YOUR GOAL: Everything in the listing except the pictures should be written out exactly.
-- begin --
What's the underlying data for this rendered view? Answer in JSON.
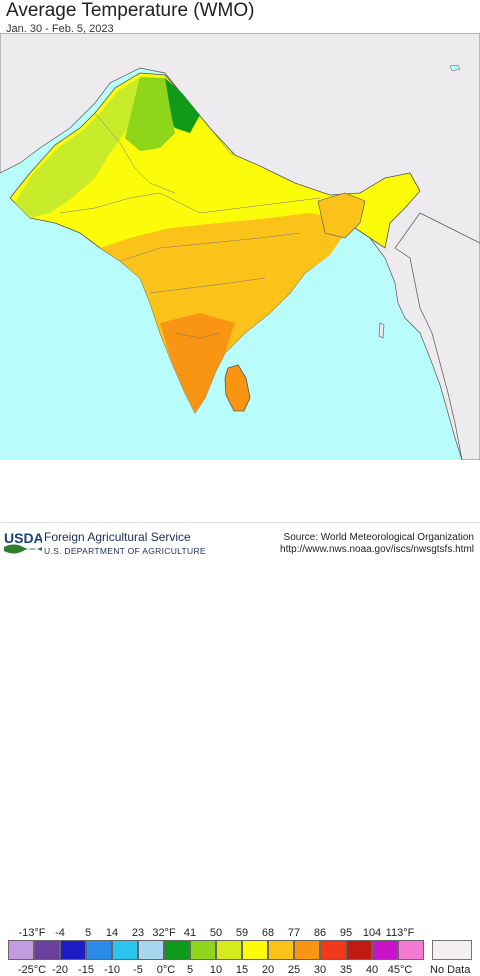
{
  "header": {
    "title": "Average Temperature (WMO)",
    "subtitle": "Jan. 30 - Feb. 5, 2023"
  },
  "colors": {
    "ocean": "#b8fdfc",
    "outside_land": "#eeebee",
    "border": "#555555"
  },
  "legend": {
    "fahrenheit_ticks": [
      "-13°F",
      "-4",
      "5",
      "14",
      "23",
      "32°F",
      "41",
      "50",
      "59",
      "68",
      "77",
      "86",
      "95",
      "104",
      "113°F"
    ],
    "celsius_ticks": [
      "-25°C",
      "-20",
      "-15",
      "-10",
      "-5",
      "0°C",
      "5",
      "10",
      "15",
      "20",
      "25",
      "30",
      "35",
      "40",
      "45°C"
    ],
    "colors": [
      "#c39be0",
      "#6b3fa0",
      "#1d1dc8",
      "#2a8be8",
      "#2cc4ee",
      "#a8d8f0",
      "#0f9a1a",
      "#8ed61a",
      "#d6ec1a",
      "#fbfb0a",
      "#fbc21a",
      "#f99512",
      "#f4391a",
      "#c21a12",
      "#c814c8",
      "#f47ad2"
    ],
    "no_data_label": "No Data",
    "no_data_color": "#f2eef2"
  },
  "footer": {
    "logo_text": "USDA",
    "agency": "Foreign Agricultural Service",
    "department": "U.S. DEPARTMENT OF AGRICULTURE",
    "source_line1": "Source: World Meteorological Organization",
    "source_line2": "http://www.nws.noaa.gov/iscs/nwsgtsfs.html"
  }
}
-- end --
PROBLEM SOLUTION:
What's the underlying data for this rendered view? Answer in JSON.
{
  "header": {
    "title": "Average Temperature (WMO)",
    "subtitle": "Jan. 30 - Feb. 5, 2023"
  },
  "colors": {
    "ocean": "#b8fdfc",
    "outside_land": "#eeebee",
    "border": "#555555"
  },
  "legend": {
    "fahrenheit_ticks": [
      "-13°F",
      "-4",
      "5",
      "14",
      "23",
      "32°F",
      "41",
      "50",
      "59",
      "68",
      "77",
      "86",
      "95",
      "104",
      "113°F"
    ],
    "celsius_ticks": [
      "-25°C",
      "-20",
      "-15",
      "-10",
      "-5",
      "0°C",
      "5",
      "10",
      "15",
      "20",
      "25",
      "30",
      "35",
      "40",
      "45°C"
    ],
    "colors": [
      "#c39be0",
      "#6b3fa0",
      "#1d1dc8",
      "#2a8be8",
      "#2cc4ee",
      "#a8d8f0",
      "#0f9a1a",
      "#8ed61a",
      "#d6ec1a",
      "#fbfb0a",
      "#fbc21a",
      "#f99512",
      "#f4391a",
      "#c21a12",
      "#c814c8",
      "#f47ad2"
    ],
    "no_data_label": "No Data",
    "no_data_color": "#f2eef2"
  },
  "footer": {
    "logo_text": "USDA",
    "agency": "Foreign Agricultural Service",
    "department": "U.S. DEPARTMENT OF AGRICULTURE",
    "source_line1": "Source: World Meteorological Organization",
    "source_line2": "http://www.nws.noaa.gov/iscs/nwsgtsfs.html"
  }
}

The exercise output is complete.